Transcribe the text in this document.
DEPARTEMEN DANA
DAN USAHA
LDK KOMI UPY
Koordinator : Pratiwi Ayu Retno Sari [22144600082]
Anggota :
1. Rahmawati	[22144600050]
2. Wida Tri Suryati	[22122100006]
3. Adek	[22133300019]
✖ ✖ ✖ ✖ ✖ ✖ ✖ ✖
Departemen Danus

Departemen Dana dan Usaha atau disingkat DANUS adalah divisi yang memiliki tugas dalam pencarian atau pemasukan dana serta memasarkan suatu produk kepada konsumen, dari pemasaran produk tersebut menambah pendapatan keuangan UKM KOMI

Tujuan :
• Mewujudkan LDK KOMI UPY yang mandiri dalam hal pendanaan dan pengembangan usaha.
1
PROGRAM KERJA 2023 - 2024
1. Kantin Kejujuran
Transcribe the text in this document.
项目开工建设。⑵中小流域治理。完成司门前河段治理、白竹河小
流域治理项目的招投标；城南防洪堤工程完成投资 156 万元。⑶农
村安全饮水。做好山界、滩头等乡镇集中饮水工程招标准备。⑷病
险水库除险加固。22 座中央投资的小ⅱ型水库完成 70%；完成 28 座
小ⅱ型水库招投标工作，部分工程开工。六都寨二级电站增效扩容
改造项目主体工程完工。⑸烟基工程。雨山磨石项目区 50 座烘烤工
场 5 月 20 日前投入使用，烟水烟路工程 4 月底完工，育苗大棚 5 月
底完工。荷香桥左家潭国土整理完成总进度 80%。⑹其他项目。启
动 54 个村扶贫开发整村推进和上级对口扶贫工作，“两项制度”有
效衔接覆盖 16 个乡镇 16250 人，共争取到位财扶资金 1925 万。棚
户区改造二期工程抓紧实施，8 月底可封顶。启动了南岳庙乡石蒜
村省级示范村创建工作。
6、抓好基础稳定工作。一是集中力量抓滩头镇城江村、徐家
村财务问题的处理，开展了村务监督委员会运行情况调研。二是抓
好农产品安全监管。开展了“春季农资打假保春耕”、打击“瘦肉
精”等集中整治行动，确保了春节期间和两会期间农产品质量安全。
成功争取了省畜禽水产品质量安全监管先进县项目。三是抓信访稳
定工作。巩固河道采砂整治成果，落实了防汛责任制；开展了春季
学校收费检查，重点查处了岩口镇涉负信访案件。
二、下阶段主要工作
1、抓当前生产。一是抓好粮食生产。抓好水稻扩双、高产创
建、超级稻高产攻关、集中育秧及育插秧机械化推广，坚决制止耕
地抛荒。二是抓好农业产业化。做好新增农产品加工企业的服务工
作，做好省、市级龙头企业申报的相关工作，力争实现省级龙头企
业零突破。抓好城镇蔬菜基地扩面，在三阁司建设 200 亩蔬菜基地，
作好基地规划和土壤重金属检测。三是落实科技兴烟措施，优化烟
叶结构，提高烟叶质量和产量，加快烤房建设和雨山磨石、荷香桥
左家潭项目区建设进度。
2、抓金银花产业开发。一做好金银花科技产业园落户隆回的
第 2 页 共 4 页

—————

» **Aim**
Return every entry verbatim.

» **Written answer**
Transcribe the text in this document.
DEPARTEMEN DANA
DAN USAHA
LDK KOMI UPY
Koordinator : Pratiwi Ayu Retno Sari [22144600082]
Anggota :
1. Rahmawati	[22144600050]
2. Wida Tri Suryati	[22122100006]
3. Adek	[22133300019]
✖ ✖ ✖ ✖ ✖ ✖ ✖ ✖
Departemen Danus

Departemen Dana dan Usaha atau disingkat DANUS adalah divisi yang memiliki tugas dalam pencarian atau pemasukan dana serta memasarkan suatu produk kepada konsumen, dari pemasaran produk tersebut menambah pendapatan keuangan UKM KOMI

Tujuan :
• Mewujudkan LDK KOMI UPY yang mandiri dalam hal pendanaan dan pengembangan usaha.
1
PROGRAM KERJA 2023 - 2024
1. Kantin Kejujuran
Transcribe the text in this document.
项目开工建设。⑵中小流域治理。完成司门前河段治理、白竹河小
流域治理项目的招投标；城南防洪堤工程完成投资 156 万元。⑶农
村安全饮水。做好山界、滩头等乡镇集中饮水工程招标准备。⑷病
险水库除险加固。22 座中央投资的小ⅱ型水库完成 70%；完成 28 座
小ⅱ型水库招投标工作，部分工程开工。六都寨二级电站增效扩容
改造项目主体工程完工。⑸烟基工程。雨山磨石项目区 50 座烘烤工
场 5 月 20 日前投入使用，烟水烟路工程 4 月底完工，育苗大棚 5 月
底完工。荷香桥左家潭国土整理完成总进度 80%。⑹其他项目。启
动 54 个村扶贫开发整村推进和上级对口扶贫工作，“两项制度”有
效衔接覆盖 16 个乡镇 16250 人，共争取到位财扶资金 1925 万。棚
户区改造二期工程抓紧实施，8 月底可封顶。启动了南岳庙乡石蒜
村省级示范村创建工作。
6、抓好基础稳定工作。一是集中力量抓滩头镇城江村、徐家
村财务问题的处理，开展了村务监督委员会运行情况调研。二是抓
好农产品安全监管。开展了“春季农资打假保春耕”、打击“瘦肉
精”等集中整治行动，确保了春节期间和两会期间农产品质量安全。
成功争取了省畜禽水产品质量安全监管先进县项目。三是抓信访稳
定工作。巩固河道采砂整治成果，落实了防汛责任制；开展了春季
学校收费检查，重点查处了岩口镇涉负信访案件。
二、下阶段主要工作
1、抓当前生产。一是抓好粮食生产。抓好水稻扩双、高产创
建、超级稻高产攻关、集中育秧及育插秧机械化推广，坚决制止耕
地抛荒。二是抓好农业产业化。做好新增农产品加工企业的服务工
作，做好省、市级龙头企业申报的相关工作，力争实现省级龙头企
业零突破。抓好城镇蔬菜基地扩面，在三阁司建设 200 亩蔬菜基地，
作好基地规划和土壤重金属检测。三是落实科技兴烟措施，优化烟
叶结构，提高烟叶质量和产量，加快烤房建设和雨山磨石、荷香桥
左家潭项目区建设进度。
2、抓金银花产业开发。一做好金银花科技产业园落户隆回的
第 2 页 共 4 页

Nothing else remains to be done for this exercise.